# Request:
Write out every entry, unchanged. Skip any picture.
──────── Information supplied
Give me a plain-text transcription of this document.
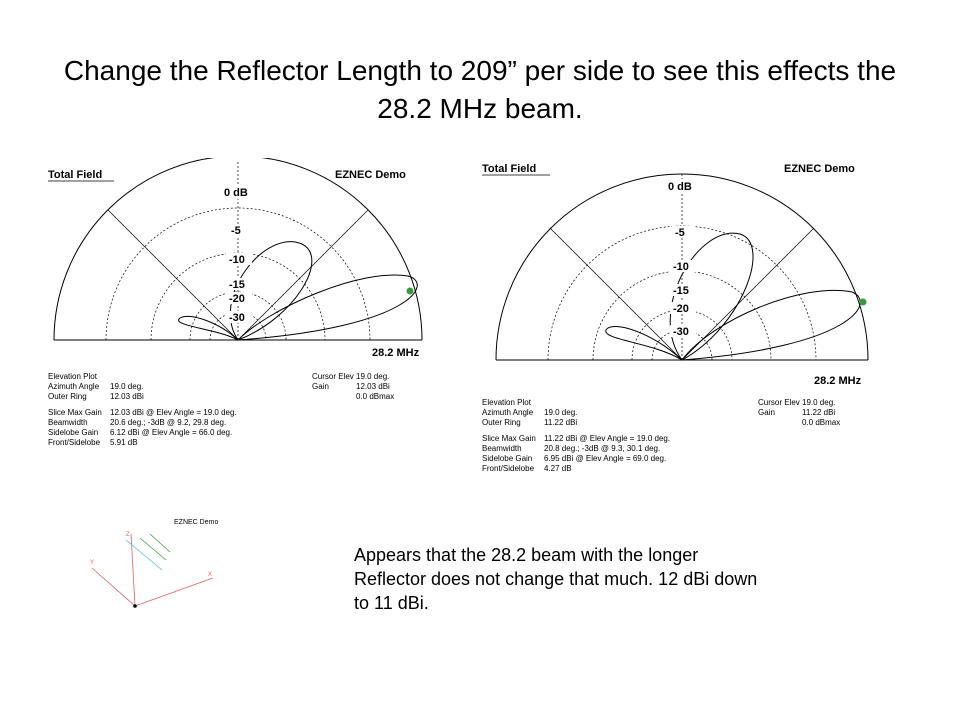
Change the Reflector Length to 209” per side to see this effects the 28.2 MHz beam.
Total Field	EZNEC Demo
0 dB
-5
-10
-15
-20
-30
28.2 MHz
Elevation Plot
Azimuth Angle 19.0 deg.
Outer Ring	12.03 dBi
Slice Max Gain 12.03 dBi @ Elev Angle = 19.0 deg.
Beamwidth	20.6 deg.; -3dB @ 9.2, 29.8 deg.
Sidelobe Gain 6.12 dBi @ Elev Angle = 66.0 deg.
Front/Sidelobe 5.91 dB
Cursor Elev 19.0 deg.
Gain	12.03 dBi
0.0 dBmax
Total Field	EZNEC Demo
0 dB
-5
-10
-15
-20
-30
28.2 MHz
Elevation Plot
Azimuth Angle 19.0 deg.
Outer Ring	11.22 dBi
Slice Max Gain 11.22 dBi @ Elev Angle = 19.0 deg.
Beamwidth	20.8 deg.; -3dB @ 9.3, 30.1 deg.
Sidelobe Gain 6.95 dBi @ Elev Angle = 69.0 deg.
Front/Sidelobe 4.27 dB
Cursor Elev 19.0 deg.
Gain	11.22 dBi
0.0 dBmax
EZNEC Demo
Z
Y
X
Appears that the 28.2 beam with the longer Reflector does not change that much. 12 dBi down to 11 dBi.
────────────────
# Exercise answer:
Give me a plain-text transcription of this document.
Change the Reflector Length to 209” per side to see this effects the 28.2 MHz beam.
Total Field	EZNEC Demo
0 dB
-5
-10
-15
-20
-30
28.2 MHz
Elevation Plot
Azimuth Angle 19.0 deg.
Outer Ring	12.03 dBi
Slice Max Gain 12.03 dBi @ Elev Angle = 19.0 deg.
Beamwidth	20.6 deg.; -3dB @ 9.2, 29.8 deg.
Sidelobe Gain 6.12 dBi @ Elev Angle = 66.0 deg.
Front/Sidelobe 5.91 dB
Cursor Elev 19.0 deg.
Gain	12.03 dBi
0.0 dBmax
Total Field	EZNEC Demo
0 dB
-5
-10
-15
-20
-30
28.2 MHz
Elevation Plot
Azimuth Angle 19.0 deg.
Outer Ring	11.22 dBi
Slice Max Gain 11.22 dBi @ Elev Angle = 19.0 deg.
Beamwidth	20.8 deg.; -3dB @ 9.3, 30.1 deg.
Sidelobe Gain 6.95 dBi @ Elev Angle = 69.0 deg.
Front/Sidelobe 4.27 dB
Cursor Elev 19.0 deg.
Gain	11.22 dBi
0.0 dBmax
EZNEC Demo
Z
Y
X
Appears that the 28.2 beam with the longer Reflector does not change that much. 12 dBi down to 11 dBi.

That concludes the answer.